Saved entries
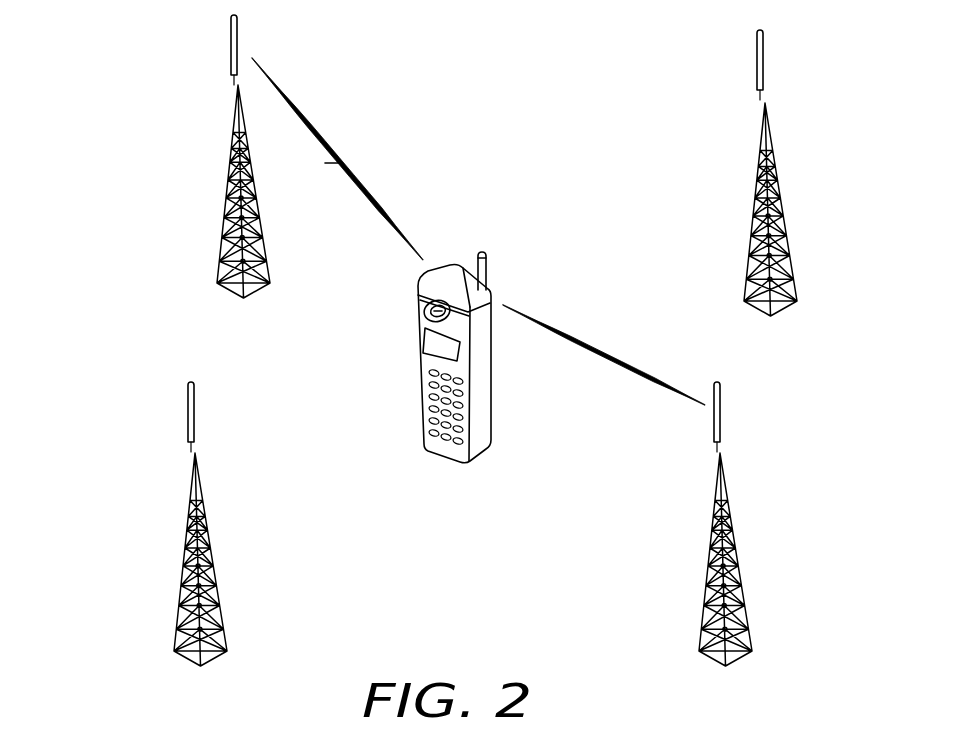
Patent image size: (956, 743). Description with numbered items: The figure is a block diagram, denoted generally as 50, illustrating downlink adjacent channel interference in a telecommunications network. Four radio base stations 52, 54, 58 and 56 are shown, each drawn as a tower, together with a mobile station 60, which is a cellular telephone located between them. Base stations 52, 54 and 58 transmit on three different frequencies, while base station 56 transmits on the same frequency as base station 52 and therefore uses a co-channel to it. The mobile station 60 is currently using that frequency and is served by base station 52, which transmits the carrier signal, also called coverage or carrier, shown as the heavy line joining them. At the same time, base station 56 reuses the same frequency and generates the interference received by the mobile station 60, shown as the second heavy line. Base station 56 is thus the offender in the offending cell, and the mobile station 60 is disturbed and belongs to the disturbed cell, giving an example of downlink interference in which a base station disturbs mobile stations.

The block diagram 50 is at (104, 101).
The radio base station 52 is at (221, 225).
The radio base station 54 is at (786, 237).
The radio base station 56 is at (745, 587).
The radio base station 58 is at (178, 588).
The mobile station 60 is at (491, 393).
--
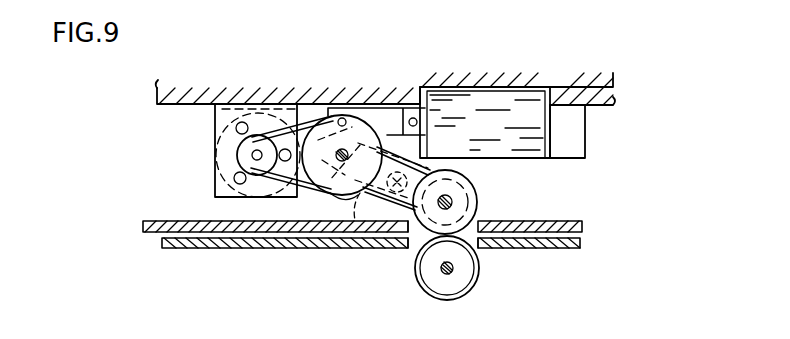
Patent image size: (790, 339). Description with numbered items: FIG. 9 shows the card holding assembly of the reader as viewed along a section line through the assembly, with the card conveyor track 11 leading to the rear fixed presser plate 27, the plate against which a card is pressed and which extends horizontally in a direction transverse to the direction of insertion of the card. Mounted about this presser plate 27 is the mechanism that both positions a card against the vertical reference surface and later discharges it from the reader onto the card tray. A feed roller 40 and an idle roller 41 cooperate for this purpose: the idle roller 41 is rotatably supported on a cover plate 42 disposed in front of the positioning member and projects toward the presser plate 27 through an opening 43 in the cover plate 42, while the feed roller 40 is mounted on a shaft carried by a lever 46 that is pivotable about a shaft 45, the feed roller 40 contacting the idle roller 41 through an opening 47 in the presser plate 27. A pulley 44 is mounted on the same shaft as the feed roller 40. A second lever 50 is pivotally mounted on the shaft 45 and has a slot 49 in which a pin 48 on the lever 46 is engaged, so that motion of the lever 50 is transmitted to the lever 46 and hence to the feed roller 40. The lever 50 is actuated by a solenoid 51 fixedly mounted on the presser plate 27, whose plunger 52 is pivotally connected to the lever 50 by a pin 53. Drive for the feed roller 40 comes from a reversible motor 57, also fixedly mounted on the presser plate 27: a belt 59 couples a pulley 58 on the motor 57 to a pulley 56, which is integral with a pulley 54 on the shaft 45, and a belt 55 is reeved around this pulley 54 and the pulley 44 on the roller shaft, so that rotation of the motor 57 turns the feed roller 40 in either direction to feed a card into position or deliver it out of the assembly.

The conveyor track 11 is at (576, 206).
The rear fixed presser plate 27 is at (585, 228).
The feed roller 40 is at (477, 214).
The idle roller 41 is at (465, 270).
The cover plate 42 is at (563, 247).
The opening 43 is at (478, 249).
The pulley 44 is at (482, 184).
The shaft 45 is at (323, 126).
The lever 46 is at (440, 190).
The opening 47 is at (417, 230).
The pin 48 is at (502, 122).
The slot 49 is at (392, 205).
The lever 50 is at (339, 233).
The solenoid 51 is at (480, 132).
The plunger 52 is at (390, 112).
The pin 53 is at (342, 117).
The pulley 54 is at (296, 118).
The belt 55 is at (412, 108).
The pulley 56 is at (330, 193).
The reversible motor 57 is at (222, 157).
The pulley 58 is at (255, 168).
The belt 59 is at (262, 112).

## Prompt
Transcribe the lines of the listing above between the line containing "Patent image size: (956, 743)." and the line containing "The mobile station 60 is at (491, 393).", inclusive, reproducing each one without any change.

## Task output
Patent image size: (956, 743). Description with numbered items: The figure is a block diagram, denoted generally as 50, illustrating downlink adjacent channel interference in a telecommunications network. Four radio base stations 52, 54, 58 and 56 are shown, each drawn as a tower, together with a mobile station 60, which is a cellular telephone located between them. Base stations 52, 54 and 58 transmit on three different frequencies, while base station 56 transmits on the same frequency as base station 52 and therefore uses a co-channel to it. The mobile station 60 is currently using that frequency and is served by base station 52, which transmits the carrier signal, also called coverage or carrier, shown as the heavy line joining them. At the same time, base station 56 reuses the same frequency and generates the interference received by the mobile station 60, shown as the second heavy line. Base station 56 is thus the offender in the offending cell, and the mobile station 60 is disturbed and belongs to the disturbed cell, giving an example of downlink interference in which a base station disturbs mobile stations.

The block diagram 50 is at (104, 101).
The radio base station 52 is at (221, 225).
The radio base station 54 is at (786, 237).
The radio base station 56 is at (745, 587).
The radio base station 58 is at (178, 588).
The mobile station 60 is at (491, 393).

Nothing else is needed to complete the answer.